**REQUEST:** Write out every record below exactly as it appears.

**DATA SHOWN:**
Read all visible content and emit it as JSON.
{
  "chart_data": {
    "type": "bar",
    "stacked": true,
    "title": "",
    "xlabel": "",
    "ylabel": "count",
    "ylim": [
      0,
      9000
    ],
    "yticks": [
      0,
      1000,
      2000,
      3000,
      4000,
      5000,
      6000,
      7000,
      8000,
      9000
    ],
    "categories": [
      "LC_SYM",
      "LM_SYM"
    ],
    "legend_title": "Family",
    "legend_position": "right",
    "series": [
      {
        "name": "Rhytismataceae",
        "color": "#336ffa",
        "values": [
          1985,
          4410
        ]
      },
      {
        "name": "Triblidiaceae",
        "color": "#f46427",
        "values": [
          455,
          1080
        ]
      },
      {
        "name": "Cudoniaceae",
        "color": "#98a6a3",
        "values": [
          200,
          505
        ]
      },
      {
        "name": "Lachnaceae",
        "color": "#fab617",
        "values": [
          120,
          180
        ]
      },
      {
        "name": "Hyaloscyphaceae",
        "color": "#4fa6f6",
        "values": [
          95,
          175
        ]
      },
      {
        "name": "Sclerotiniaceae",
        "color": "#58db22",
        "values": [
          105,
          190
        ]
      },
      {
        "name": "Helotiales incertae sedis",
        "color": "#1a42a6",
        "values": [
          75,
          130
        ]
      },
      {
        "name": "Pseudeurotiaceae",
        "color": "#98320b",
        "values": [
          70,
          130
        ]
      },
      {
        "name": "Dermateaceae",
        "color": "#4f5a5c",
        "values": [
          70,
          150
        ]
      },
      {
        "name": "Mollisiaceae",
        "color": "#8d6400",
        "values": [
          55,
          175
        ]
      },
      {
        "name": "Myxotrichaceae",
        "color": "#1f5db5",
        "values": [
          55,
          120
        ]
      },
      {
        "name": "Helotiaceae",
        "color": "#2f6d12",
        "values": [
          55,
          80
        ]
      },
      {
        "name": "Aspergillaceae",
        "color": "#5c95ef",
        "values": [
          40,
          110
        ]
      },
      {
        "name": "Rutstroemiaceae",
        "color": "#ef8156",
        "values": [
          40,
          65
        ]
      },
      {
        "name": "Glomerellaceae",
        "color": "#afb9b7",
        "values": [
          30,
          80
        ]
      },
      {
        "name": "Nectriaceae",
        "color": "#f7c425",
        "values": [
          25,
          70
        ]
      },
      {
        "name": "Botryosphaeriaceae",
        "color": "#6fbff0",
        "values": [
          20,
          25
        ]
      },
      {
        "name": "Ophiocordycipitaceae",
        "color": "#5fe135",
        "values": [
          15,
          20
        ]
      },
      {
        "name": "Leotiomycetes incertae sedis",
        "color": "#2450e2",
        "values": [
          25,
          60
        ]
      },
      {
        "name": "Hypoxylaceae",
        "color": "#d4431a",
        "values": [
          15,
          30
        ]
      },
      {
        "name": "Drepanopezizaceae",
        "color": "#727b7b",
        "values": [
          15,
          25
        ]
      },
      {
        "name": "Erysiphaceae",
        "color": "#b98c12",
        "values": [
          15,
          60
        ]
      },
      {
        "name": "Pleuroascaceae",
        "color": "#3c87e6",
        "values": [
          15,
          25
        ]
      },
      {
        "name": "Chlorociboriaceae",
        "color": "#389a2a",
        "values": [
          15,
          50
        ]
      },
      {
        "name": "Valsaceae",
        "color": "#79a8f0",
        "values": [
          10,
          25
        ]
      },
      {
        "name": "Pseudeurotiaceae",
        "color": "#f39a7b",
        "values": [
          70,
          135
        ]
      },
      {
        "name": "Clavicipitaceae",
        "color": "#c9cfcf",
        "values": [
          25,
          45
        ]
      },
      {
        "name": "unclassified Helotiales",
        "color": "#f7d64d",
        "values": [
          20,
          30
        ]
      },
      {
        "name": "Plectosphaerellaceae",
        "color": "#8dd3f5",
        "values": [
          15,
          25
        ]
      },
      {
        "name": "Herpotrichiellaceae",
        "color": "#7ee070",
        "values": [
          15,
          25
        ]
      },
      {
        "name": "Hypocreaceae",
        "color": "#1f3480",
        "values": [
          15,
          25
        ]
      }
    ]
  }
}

**RESULT:**
Read all visible content and emit it as JSON.
{
  "chart_data": {
    "type": "bar",
    "stacked": true,
    "title": "",
    "xlabel": "",
    "ylabel": "count",
    "ylim": [
      0,
      9000
    ],
    "yticks": [
      0,
      1000,
      2000,
      3000,
      4000,
      5000,
      6000,
      7000,
      8000,
      9000
    ],
    "categories": [
      "LC_SYM",
      "LM_SYM"
    ],
    "legend_title": "Family",
    "legend_position": "right",
    "series": [
      {
        "name": "Rhytismataceae",
        "color": "#336ffa",
        "values": [
          1985,
          4410
        ]
      },
      {
        "name": "Triblidiaceae",
        "color": "#f46427",
        "values": [
          455,
          1080
        ]
      },
      {
        "name": "Cudoniaceae",
        "color": "#98a6a3",
        "values": [
          200,
          505
        ]
      },
      {
        "name": "Lachnaceae",
        "color": "#fab617",
        "values": [
          120,
          180
        ]
      },
      {
        "name": "Hyaloscyphaceae",
        "color": "#4fa6f6",
        "values": [
          95,
          175
        ]
      },
      {
        "name": "Sclerotiniaceae",
        "color": "#58db22",
        "values": [
          105,
          190
        ]
      },
      {
        "name": "Helotiales incertae sedis",
        "color": "#1a42a6",
        "values": [
          75,
          130
        ]
      },
      {
        "name": "Pseudeurotiaceae",
        "color": "#98320b",
        "values": [
          70,
          130
        ]
      },
      {
        "name": "Dermateaceae",
        "color": "#4f5a5c",
        "values": [
          70,
          150
        ]
      },
      {
        "name": "Mollisiaceae",
        "color": "#8d6400",
        "values": [
          55,
          175
        ]
      },
      {
        "name": "Myxotrichaceae",
        "color": "#1f5db5",
        "values": [
          55,
          120
        ]
      },
      {
        "name": "Helotiaceae",
        "color": "#2f6d12",
        "values": [
          55,
          80
        ]
      },
      {
        "name": "Aspergillaceae",
        "color": "#5c95ef",
        "values": [
          40,
          110
        ]
      },
      {
        "name": "Rutstroemiaceae",
        "color": "#ef8156",
        "values": [
          40,
          65
        ]
      },
      {
        "name": "Glomerellaceae",
        "color": "#afb9b7",
        "values": [
          30,
          80
        ]
      },
      {
        "name": "Nectriaceae",
        "color": "#f7c425",
        "values": [
          25,
          70
        ]
      },
      {
        "name": "Botryosphaeriaceae",
        "color": "#6fbff0",
        "values": [
          20,
          25
        ]
      },
      {
        "name": "Ophiocordycipitaceae",
        "color": "#5fe135",
        "values": [
          15,
          20
        ]
      },
      {
        "name": "Leotiomycetes incertae sedis",
        "color": "#2450e2",
        "values": [
          25,
          60
        ]
      },
      {
        "name": "Hypoxylaceae",
        "color": "#d4431a",
        "values": [
          15,
          30
        ]
      },
      {
        "name": "Drepanopezizaceae",
        "color": "#727b7b",
        "values": [
          15,
          25
        ]
      },
      {
        "name": "Erysiphaceae",
        "color": "#b98c12",
        "values": [
          15,
          60
        ]
      },
      {
        "name": "Pleuroascaceae",
        "color": "#3c87e6",
        "values": [
          15,
          25
        ]
      },
      {
        "name": "Chlorociboriaceae",
        "color": "#389a2a",
        "values": [
          15,
          50
        ]
      },
      {
        "name": "Valsaceae",
        "color": "#79a8f0",
        "values": [
          10,
          25
        ]
      },
      {
        "name": "Pseudeurotiaceae",
        "color": "#f39a7b",
        "values": [
          70,
          135
        ]
      },
      {
        "name": "Clavicipitaceae",
        "color": "#c9cfcf",
        "values": [
          25,
          45
        ]
      },
      {
        "name": "unclassified Helotiales",
        "color": "#f7d64d",
        "values": [
          20,
          30
        ]
      },
      {
        "name": "Plectosphaerellaceae",
        "color": "#8dd3f5",
        "values": [
          15,
          25
        ]
      },
      {
        "name": "Herpotrichiellaceae",
        "color": "#7ee070",
        "values": [
          15,
          25
        ]
      },
      {
        "name": "Hypocreaceae",
        "color": "#1f3480",
        "values": [
          15,
          25
        ]
      }
    ]
  }
}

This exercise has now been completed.